**YOUR TASK:** Quote every line below exactly as it reads.

**EXERCISE MATERIALS:**
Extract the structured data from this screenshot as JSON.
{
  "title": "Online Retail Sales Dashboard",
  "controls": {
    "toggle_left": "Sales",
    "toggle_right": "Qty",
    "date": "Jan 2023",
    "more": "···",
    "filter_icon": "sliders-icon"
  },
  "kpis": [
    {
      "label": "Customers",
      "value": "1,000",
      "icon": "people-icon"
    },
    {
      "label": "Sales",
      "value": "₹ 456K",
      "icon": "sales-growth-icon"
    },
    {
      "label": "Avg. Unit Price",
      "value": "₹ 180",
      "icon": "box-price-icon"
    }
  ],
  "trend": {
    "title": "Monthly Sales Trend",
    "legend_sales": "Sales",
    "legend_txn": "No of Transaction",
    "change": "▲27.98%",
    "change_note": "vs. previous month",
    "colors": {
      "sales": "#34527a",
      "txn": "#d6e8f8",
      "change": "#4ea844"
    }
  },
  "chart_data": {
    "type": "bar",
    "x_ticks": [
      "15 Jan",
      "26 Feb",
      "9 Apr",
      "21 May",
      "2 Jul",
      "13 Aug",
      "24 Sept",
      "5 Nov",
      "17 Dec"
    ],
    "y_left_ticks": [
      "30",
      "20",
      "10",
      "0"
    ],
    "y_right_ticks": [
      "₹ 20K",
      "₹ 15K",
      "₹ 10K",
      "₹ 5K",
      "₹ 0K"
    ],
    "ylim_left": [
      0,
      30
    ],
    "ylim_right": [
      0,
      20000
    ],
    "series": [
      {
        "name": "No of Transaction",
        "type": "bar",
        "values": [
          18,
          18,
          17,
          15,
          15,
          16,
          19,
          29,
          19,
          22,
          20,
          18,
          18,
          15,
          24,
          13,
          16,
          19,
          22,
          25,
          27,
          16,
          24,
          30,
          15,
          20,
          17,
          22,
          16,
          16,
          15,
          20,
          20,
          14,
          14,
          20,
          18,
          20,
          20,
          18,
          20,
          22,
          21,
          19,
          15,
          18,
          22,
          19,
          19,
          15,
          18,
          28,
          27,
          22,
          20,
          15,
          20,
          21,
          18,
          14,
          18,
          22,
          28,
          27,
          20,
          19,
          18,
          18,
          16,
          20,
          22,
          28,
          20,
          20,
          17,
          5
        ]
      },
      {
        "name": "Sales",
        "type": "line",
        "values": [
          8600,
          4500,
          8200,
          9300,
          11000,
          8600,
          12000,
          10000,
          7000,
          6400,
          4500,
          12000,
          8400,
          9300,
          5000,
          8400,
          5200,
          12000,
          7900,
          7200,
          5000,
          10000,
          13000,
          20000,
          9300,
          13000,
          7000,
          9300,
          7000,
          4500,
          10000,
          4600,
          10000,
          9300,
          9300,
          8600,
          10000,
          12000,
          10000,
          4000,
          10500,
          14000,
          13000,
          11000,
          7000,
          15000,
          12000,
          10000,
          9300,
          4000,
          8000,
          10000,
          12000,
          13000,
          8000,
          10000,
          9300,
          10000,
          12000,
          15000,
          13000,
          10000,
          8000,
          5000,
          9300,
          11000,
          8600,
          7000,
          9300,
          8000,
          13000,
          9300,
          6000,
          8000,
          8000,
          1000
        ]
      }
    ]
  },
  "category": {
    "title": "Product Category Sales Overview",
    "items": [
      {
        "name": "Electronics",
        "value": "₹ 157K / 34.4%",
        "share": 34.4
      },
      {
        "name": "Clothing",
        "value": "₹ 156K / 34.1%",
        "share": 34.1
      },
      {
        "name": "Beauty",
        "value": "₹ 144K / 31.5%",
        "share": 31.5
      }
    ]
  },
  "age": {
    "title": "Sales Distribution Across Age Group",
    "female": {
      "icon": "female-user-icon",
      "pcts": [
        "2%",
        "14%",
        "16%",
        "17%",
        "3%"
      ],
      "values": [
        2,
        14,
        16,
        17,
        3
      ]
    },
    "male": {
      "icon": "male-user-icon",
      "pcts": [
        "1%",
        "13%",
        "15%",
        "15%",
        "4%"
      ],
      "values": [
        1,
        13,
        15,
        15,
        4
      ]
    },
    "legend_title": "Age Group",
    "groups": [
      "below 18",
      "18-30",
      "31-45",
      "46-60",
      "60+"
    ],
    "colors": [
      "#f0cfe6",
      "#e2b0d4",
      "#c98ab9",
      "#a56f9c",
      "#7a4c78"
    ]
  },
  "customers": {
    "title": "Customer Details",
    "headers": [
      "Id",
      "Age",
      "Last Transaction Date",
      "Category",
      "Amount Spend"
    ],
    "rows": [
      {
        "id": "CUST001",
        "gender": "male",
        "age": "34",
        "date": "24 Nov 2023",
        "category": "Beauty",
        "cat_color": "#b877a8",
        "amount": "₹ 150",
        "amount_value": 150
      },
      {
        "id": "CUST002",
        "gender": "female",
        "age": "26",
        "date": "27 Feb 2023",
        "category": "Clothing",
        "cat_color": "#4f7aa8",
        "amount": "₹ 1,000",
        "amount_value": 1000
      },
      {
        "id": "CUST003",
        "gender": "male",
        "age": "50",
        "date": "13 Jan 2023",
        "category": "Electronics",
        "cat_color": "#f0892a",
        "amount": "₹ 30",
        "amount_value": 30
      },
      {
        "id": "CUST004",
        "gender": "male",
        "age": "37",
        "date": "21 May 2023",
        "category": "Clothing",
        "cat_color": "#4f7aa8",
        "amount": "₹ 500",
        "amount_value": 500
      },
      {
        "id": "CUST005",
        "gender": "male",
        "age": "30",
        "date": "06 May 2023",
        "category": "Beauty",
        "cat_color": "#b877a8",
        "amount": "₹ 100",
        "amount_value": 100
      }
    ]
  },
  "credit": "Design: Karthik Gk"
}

**THE COMPLETED TASK:**
Extract the structured data from this screenshot as JSON.
{
  "title": "Online Retail Sales Dashboard",
  "controls": {
    "toggle_left": "Sales",
    "toggle_right": "Qty",
    "date": "Jan 2023",
    "more": "···",
    "filter_icon": "sliders-icon"
  },
  "kpis": [
    {
      "label": "Customers",
      "value": "1,000",
      "icon": "people-icon"
    },
    {
      "label": "Sales",
      "value": "₹ 456K",
      "icon": "sales-growth-icon"
    },
    {
      "label": "Avg. Unit Price",
      "value": "₹ 180",
      "icon": "box-price-icon"
    }
  ],
  "trend": {
    "title": "Monthly Sales Trend",
    "legend_sales": "Sales",
    "legend_txn": "No of Transaction",
    "change": "▲27.98%",
    "change_note": "vs. previous month",
    "colors": {
      "sales": "#34527a",
      "txn": "#d6e8f8",
      "change": "#4ea844"
    }
  },
  "chart_data": {
    "type": "bar",
    "x_ticks": [
      "15 Jan",
      "26 Feb",
      "9 Apr",
      "21 May",
      "2 Jul",
      "13 Aug",
      "24 Sept",
      "5 Nov",
      "17 Dec"
    ],
    "y_left_ticks": [
      "30",
      "20",
      "10",
      "0"
    ],
    "y_right_ticks": [
      "₹ 20K",
      "₹ 15K",
      "₹ 10K",
      "₹ 5K",
      "₹ 0K"
    ],
    "ylim_left": [
      0,
      30
    ],
    "ylim_right": [
      0,
      20000
    ],
    "series": [
      {
        "name": "No of Transaction",
        "type": "bar",
        "values": [
          18,
          18,
          17,
          15,
          15,
          16,
          19,
          29,
          19,
          22,
          20,
          18,
          18,
          15,
          24,
          13,
          16,
          19,
          22,
          25,
          27,
          16,
          24,
          30,
          15,
          20,
          17,
          22,
          16,
          16,
          15,
          20,
          20,
          14,
          14,
          20,
          18,
          20,
          20,
          18,
          20,
          22,
          21,
          19,
          15,
          18,
          22,
          19,
          19,
          15,
          18,
          28,
          27,
          22,
          20,
          15,
          20,
          21,
          18,
          14,
          18,
          22,
          28,
          27,
          20,
          19,
          18,
          18,
          16,
          20,
          22,
          28,
          20,
          20,
          17,
          5
        ]
      },
      {
        "name": "Sales",
        "type": "line",
        "values": [
          8600,
          4500,
          8200,
          9300,
          11000,
          8600,
          12000,
          10000,
          7000,
          6400,
          4500,
          12000,
          8400,
          9300,
          5000,
          8400,
          5200,
          12000,
          7900,
          7200,
          5000,
          10000,
          13000,
          20000,
          9300,
          13000,
          7000,
          9300,
          7000,
          4500,
          10000,
          4600,
          10000,
          9300,
          9300,
          8600,
          10000,
          12000,
          10000,
          4000,
          10500,
          14000,
          13000,
          11000,
          7000,
          15000,
          12000,
          10000,
          9300,
          4000,
          8000,
          10000,
          12000,
          13000,
          8000,
          10000,
          9300,
          10000,
          12000,
          15000,
          13000,
          10000,
          8000,
          5000,
          9300,
          11000,
          8600,
          7000,
          9300,
          8000,
          13000,
          9300,
          6000,
          8000,
          8000,
          1000
        ]
      }
    ]
  },
  "category": {
    "title": "Product Category Sales Overview",
    "items": [
      {
        "name": "Electronics",
        "value": "₹ 157K / 34.4%",
        "share": 34.4
      },
      {
        "name": "Clothing",
        "value": "₹ 156K / 34.1%",
        "share": 34.1
      },
      {
        "name": "Beauty",
        "value": "₹ 144K / 31.5%",
        "share": 31.5
      }
    ]
  },
  "age": {
    "title": "Sales Distribution Across Age Group",
    "female": {
      "icon": "female-user-icon",
      "pcts": [
        "2%",
        "14%",
        "16%",
        "17%",
        "3%"
      ],
      "values": [
        2,
        14,
        16,
        17,
        3
      ]
    },
    "male": {
      "icon": "male-user-icon",
      "pcts": [
        "1%",
        "13%",
        "15%",
        "15%",
        "4%"
      ],
      "values": [
        1,
        13,
        15,
        15,
        4
      ]
    },
    "legend_title": "Age Group",
    "groups": [
      "below 18",
      "18-30",
      "31-45",
      "46-60",
      "60+"
    ],
    "colors": [
      "#f0cfe6",
      "#e2b0d4",
      "#c98ab9",
      "#a56f9c",
      "#7a4c78"
    ]
  },
  "customers": {
    "title": "Customer Details",
    "headers": [
      "Id",
      "Age",
      "Last Transaction Date",
      "Category",
      "Amount Spend"
    ],
    "rows": [
      {
        "id": "CUST001",
        "gender": "male",
        "age": "34",
        "date": "24 Nov 2023",
        "category": "Beauty",
        "cat_color": "#b877a8",
        "amount": "₹ 150",
        "amount_value": 150
      },
      {
        "id": "CUST002",
        "gender": "female",
        "age": "26",
        "date": "27 Feb 2023",
        "category": "Clothing",
        "cat_color": "#4f7aa8",
        "amount": "₹ 1,000",
        "amount_value": 1000
      },
      {
        "id": "CUST003",
        "gender": "male",
        "age": "50",
        "date": "13 Jan 2023",
        "category": "Electronics",
        "cat_color": "#f0892a",
        "amount": "₹ 30",
        "amount_value": 30
      },
      {
        "id": "CUST004",
        "gender": "male",
        "age": "37",
        "date": "21 May 2023",
        "category": "Clothing",
        "cat_color": "#4f7aa8",
        "amount": "₹ 500",
        "amount_value": 500
      },
      {
        "id": "CUST005",
        "gender": "male",
        "age": "30",
        "date": "06 May 2023",
        "category": "Beauty",
        "cat_color": "#b877a8",
        "amount": "₹ 100",
        "amount_value": 100
      }
    ]
  },
  "credit": "Design: Karthik Gk"
}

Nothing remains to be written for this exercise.